[Layout region items]
========================================================================

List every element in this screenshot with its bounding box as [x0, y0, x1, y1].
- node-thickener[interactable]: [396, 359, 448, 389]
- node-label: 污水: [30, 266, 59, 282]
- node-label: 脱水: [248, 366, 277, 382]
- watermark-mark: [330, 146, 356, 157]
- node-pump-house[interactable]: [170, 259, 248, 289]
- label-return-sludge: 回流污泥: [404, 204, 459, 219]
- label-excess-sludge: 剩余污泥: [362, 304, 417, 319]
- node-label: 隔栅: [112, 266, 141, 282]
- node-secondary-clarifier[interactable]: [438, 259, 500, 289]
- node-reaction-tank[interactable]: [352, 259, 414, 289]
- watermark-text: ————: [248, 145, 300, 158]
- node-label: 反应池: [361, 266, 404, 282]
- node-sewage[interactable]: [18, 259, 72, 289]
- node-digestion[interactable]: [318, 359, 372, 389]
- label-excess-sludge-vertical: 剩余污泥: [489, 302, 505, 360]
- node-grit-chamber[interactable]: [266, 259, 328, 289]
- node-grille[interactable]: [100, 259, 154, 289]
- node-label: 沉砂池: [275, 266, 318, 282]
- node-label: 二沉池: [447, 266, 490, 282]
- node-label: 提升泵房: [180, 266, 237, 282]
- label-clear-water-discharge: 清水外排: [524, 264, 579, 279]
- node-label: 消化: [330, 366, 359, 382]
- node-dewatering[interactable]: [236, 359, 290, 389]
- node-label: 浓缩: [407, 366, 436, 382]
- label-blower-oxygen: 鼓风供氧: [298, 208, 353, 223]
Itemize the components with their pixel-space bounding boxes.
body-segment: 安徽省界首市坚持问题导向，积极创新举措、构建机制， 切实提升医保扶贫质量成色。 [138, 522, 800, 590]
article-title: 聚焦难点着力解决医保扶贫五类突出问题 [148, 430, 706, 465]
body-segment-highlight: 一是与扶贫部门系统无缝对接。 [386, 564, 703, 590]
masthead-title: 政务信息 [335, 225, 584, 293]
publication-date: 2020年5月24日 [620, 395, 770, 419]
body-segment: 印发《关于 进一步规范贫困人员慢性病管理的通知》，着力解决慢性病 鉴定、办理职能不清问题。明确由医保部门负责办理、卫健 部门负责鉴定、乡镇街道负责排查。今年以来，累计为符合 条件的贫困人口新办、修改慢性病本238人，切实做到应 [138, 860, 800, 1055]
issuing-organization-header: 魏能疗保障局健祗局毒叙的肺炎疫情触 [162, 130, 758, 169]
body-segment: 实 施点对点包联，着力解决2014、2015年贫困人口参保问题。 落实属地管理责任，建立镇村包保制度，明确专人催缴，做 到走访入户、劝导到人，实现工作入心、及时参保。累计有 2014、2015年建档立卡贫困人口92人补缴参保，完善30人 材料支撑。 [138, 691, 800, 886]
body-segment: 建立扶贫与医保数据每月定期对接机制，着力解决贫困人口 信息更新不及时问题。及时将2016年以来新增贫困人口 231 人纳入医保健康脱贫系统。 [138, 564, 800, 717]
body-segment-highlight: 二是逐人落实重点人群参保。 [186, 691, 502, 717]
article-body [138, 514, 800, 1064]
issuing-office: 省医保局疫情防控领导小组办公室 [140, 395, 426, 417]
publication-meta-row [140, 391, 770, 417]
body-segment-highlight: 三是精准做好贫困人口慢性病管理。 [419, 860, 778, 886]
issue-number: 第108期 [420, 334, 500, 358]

========================================================================

**Task description**
Pick out each line in the items above that contains the string "剩余污泥", treating case as significant, and copy those lines.

**Solution to this task**
- label-excess-sludge: 剩余污泥: [362, 304, 417, 319]
- label-excess-sludge-vertical: 剩余污泥: [489, 302, 505, 360]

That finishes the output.